• _TASK DESCRIPTION_
Output all lines exactly.

[Records contained in a dataset]
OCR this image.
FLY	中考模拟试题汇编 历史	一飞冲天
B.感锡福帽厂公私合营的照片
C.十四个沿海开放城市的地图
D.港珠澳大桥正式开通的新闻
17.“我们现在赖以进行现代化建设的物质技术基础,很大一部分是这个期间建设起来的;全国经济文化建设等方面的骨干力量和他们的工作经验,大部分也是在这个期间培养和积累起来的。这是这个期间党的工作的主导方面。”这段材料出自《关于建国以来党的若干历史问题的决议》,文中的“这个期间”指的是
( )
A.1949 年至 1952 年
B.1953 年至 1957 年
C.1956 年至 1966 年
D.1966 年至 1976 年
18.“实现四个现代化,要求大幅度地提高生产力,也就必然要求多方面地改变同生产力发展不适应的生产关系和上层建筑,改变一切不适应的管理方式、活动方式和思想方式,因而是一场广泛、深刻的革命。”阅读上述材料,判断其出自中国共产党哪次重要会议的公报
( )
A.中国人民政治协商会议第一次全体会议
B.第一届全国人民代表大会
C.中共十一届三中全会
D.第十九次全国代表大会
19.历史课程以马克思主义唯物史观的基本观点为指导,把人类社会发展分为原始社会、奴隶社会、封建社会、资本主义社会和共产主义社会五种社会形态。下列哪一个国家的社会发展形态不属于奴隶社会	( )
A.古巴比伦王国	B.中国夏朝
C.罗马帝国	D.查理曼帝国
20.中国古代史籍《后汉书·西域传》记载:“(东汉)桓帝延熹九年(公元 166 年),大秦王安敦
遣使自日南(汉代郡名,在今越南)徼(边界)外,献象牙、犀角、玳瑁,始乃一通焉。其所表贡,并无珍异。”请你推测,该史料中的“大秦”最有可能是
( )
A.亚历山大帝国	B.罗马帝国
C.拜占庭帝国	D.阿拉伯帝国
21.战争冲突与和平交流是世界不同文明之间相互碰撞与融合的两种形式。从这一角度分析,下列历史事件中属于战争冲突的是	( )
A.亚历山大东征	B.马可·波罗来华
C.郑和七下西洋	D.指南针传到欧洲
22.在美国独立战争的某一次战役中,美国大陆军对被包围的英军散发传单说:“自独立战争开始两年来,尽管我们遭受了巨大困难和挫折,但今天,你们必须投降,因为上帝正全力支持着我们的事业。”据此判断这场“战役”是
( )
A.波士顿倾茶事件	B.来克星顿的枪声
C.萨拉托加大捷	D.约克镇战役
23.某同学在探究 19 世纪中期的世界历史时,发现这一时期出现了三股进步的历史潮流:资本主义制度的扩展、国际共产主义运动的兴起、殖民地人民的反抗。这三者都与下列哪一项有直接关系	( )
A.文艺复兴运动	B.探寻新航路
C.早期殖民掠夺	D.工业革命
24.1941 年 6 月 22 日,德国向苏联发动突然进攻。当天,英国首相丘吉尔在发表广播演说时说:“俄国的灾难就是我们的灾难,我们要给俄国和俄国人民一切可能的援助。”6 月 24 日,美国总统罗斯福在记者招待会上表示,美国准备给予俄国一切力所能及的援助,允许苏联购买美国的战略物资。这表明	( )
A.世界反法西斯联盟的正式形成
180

• _RESPONSE BELOW_
OCR this image.
FLY	中考模拟试题汇编 历史	一飞冲天
B.感锡福帽厂公私合营的照片
C.十四个沿海开放城市的地图
D.港珠澳大桥正式开通的新闻
17.“我们现在赖以进行现代化建设的物质技术基础,很大一部分是这个期间建设起来的;全国经济文化建设等方面的骨干力量和他们的工作经验,大部分也是在这个期间培养和积累起来的。这是这个期间党的工作的主导方面。”这段材料出自《关于建国以来党的若干历史问题的决议》,文中的“这个期间”指的是
( )
A.1949 年至 1952 年
B.1953 年至 1957 年
C.1956 年至 1966 年
D.1966 年至 1976 年
18.“实现四个现代化,要求大幅度地提高生产力,也就必然要求多方面地改变同生产力发展不适应的生产关系和上层建筑,改变一切不适应的管理方式、活动方式和思想方式,因而是一场广泛、深刻的革命。”阅读上述材料,判断其出自中国共产党哪次重要会议的公报
( )
A.中国人民政治协商会议第一次全体会议
B.第一届全国人民代表大会
C.中共十一届三中全会
D.第十九次全国代表大会
19.历史课程以马克思主义唯物史观的基本观点为指导,把人类社会发展分为原始社会、奴隶社会、封建社会、资本主义社会和共产主义社会五种社会形态。下列哪一个国家的社会发展形态不属于奴隶社会	( )
A.古巴比伦王国	B.中国夏朝
C.罗马帝国	D.查理曼帝国
20.中国古代史籍《后汉书·西域传》记载:“(东汉)桓帝延熹九年(公元 166 年),大秦王安敦
遣使自日南(汉代郡名,在今越南)徼(边界)外,献象牙、犀角、玳瑁,始乃一通焉。其所表贡,并无珍异。”请你推测,该史料中的“大秦”最有可能是
( )
A.亚历山大帝国	B.罗马帝国
C.拜占庭帝国	D.阿拉伯帝国
21.战争冲突与和平交流是世界不同文明之间相互碰撞与融合的两种形式。从这一角度分析,下列历史事件中属于战争冲突的是	( )
A.亚历山大东征	B.马可·波罗来华
C.郑和七下西洋	D.指南针传到欧洲
22.在美国独立战争的某一次战役中,美国大陆军对被包围的英军散发传单说:“自独立战争开始两年来,尽管我们遭受了巨大困难和挫折,但今天,你们必须投降,因为上帝正全力支持着我们的事业。”据此判断这场“战役”是
( )
A.波士顿倾茶事件	B.来克星顿的枪声
C.萨拉托加大捷	D.约克镇战役
23.某同学在探究 19 世纪中期的世界历史时,发现这一时期出现了三股进步的历史潮流:资本主义制度的扩展、国际共产主义运动的兴起、殖民地人民的反抗。这三者都与下列哪一项有直接关系	( )
A.文艺复兴运动	B.探寻新航路
C.早期殖民掠夺	D.工业革命
24.1941 年 6 月 22 日,德国向苏联发动突然进攻。当天,英国首相丘吉尔在发表广播演说时说:“俄国的灾难就是我们的灾难,我们要给俄国和俄国人民一切可能的援助。”6 月 24 日,美国总统罗斯福在记者招待会上表示,美国准备给予俄国一切力所能及的援助,允许苏联购买美国的战略物资。这表明	( )
A.世界反法西斯联盟的正式形成
180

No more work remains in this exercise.